● **Task details**: Scan the entries below. List each line with "this".

++++ Provided information ++++

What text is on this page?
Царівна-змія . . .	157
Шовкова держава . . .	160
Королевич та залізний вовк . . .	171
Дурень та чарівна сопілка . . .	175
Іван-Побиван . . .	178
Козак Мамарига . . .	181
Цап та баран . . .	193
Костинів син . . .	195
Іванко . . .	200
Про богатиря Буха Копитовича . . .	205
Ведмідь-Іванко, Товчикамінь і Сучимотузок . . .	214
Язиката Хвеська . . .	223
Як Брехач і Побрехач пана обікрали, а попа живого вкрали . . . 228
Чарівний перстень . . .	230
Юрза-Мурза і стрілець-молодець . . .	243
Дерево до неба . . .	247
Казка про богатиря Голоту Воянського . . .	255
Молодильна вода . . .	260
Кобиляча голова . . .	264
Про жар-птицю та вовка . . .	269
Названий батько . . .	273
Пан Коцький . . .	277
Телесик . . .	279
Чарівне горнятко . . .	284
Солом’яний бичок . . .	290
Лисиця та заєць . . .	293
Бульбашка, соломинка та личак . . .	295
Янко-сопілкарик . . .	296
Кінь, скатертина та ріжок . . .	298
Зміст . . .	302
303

++++
++++ Provided information ++++

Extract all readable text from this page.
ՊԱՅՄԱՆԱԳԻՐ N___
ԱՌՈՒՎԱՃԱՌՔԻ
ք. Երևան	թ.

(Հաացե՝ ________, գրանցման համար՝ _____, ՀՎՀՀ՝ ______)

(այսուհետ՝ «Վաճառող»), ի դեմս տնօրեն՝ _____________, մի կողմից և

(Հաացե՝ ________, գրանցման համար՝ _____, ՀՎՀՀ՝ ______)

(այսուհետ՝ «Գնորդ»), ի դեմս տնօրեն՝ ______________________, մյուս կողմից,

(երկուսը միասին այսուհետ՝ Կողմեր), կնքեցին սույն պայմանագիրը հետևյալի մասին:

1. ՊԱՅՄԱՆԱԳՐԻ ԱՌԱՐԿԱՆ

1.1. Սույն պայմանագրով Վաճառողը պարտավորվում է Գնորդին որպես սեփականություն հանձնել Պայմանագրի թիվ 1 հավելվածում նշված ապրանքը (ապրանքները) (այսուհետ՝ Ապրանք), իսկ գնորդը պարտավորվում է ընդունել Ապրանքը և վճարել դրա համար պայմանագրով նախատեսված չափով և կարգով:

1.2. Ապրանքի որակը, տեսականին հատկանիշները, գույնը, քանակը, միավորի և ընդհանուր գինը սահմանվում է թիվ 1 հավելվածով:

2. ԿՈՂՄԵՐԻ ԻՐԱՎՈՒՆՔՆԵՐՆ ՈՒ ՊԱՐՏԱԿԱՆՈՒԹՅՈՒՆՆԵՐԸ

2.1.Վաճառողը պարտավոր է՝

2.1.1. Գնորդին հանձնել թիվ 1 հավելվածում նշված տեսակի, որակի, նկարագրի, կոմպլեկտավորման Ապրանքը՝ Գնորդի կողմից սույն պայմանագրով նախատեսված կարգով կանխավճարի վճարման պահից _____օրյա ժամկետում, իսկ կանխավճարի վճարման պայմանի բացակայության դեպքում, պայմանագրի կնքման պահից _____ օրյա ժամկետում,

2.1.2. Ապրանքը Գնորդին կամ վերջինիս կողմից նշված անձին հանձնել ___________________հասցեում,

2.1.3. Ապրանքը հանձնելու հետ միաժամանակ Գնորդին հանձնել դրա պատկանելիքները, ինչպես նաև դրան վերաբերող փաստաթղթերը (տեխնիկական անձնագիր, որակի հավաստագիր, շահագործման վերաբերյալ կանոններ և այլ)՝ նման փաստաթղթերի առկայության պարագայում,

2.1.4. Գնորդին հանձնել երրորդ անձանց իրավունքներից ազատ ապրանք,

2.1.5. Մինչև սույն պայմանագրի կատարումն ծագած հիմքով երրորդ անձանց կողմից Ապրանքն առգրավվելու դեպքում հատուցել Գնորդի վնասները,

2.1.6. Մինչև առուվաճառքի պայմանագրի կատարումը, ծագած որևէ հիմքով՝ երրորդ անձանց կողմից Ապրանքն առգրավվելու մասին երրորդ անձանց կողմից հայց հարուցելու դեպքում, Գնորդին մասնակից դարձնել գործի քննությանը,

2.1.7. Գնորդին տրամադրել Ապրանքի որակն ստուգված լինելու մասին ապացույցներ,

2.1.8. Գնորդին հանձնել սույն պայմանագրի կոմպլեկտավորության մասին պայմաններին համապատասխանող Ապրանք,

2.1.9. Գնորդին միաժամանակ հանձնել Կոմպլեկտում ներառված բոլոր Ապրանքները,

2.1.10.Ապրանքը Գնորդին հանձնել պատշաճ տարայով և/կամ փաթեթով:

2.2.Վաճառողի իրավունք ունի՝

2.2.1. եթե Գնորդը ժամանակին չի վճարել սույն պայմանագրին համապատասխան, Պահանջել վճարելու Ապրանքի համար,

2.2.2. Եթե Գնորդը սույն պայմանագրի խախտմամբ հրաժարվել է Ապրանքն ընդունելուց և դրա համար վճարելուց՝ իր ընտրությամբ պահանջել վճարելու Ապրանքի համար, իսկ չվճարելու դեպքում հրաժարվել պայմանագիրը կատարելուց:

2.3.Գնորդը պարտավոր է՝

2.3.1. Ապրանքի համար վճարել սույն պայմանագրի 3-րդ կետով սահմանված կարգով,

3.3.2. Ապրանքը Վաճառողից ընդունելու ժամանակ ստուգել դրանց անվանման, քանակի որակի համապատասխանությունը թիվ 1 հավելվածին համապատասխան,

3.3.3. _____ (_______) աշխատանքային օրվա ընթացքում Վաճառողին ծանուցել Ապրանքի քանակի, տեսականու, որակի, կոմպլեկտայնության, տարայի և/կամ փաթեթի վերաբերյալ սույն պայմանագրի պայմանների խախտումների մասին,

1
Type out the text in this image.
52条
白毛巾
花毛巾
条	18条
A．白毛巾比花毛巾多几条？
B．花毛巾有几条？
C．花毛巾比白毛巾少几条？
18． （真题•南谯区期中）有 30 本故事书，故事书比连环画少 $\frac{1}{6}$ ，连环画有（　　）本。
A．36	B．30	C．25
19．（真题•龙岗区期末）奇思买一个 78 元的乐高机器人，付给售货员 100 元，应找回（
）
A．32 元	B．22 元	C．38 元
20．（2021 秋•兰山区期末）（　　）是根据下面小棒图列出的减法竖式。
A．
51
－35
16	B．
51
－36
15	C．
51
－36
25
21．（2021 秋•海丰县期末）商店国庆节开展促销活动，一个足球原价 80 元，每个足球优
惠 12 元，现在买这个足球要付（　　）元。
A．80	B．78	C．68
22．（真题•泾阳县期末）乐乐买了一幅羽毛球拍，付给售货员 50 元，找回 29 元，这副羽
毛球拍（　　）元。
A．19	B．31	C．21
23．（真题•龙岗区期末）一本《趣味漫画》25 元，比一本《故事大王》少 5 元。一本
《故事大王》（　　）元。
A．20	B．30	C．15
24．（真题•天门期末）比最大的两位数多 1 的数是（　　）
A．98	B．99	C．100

++++

● **Complete response**:
What text is on this page?
Extract all readable text from this page.
Type out the text in this image.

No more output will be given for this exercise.